** START **
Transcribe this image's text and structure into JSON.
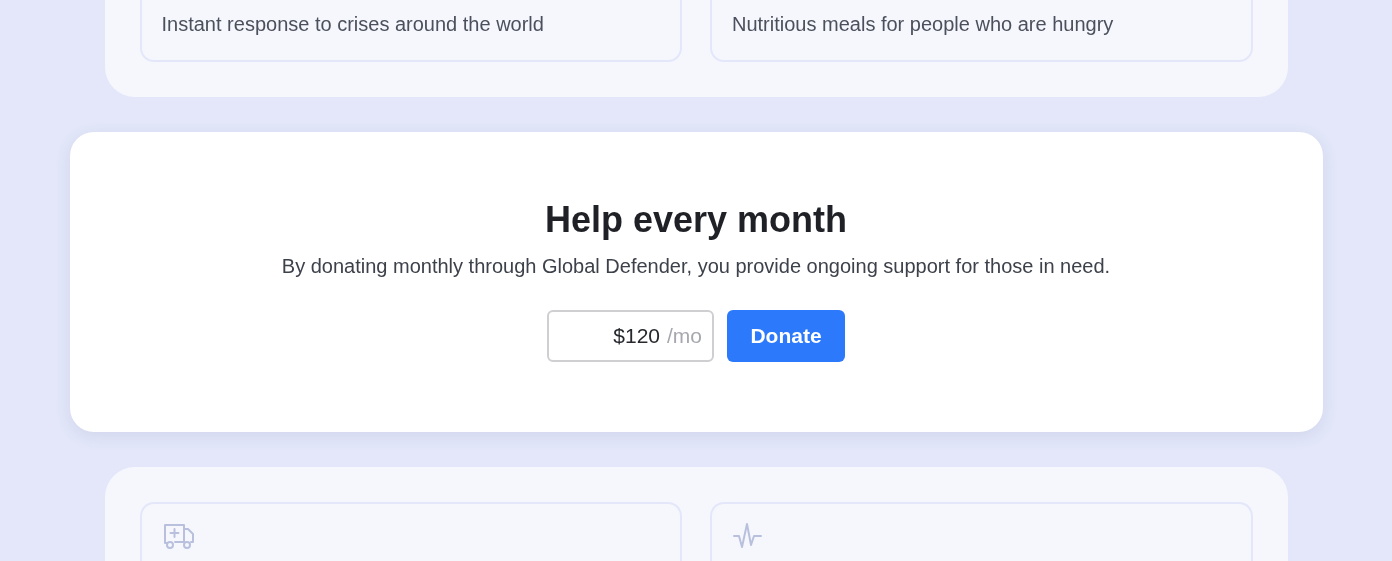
{
  "top_cards": [
    {
      "description": "Instant response to crises around the world"
    },
    {
      "description": "Nutritious meals for people who are hungry"
    }
  ],
  "monthly": {
    "title": "Help every month",
    "text": "By donating monthly through Global Defender, you provide ongoing support for those in need.",
    "amount": "$120",
    "unit": "/mo",
    "button": "Donate"
  },
  "bottom_cards": [
    {
      "kind": "ambulance"
    },
    {
      "kind": "pulse"
    }
  ]
}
** END **
> **WORK INSTRUCTIONS**:
Using the data above, write out every line exactly, leaving the images behind.

> **EXERCISE RESPONSE**:
Transcribe this image's text and structure into JSON.
{
  "top_cards": [
    {
      "description": "Instant response to crises around the world"
    },
    {
      "description": "Nutritious meals for people who are hungry"
    }
  ],
  "monthly": {
    "title": "Help every month",
    "text": "By donating monthly through Global Defender, you provide ongoing support for those in need.",
    "amount": "$120",
    "unit": "/mo",
    "button": "Donate"
  },
  "bottom_cards": [
    {
      "kind": "ambulance"
    },
    {
      "kind": "pulse"
    }
  ]
}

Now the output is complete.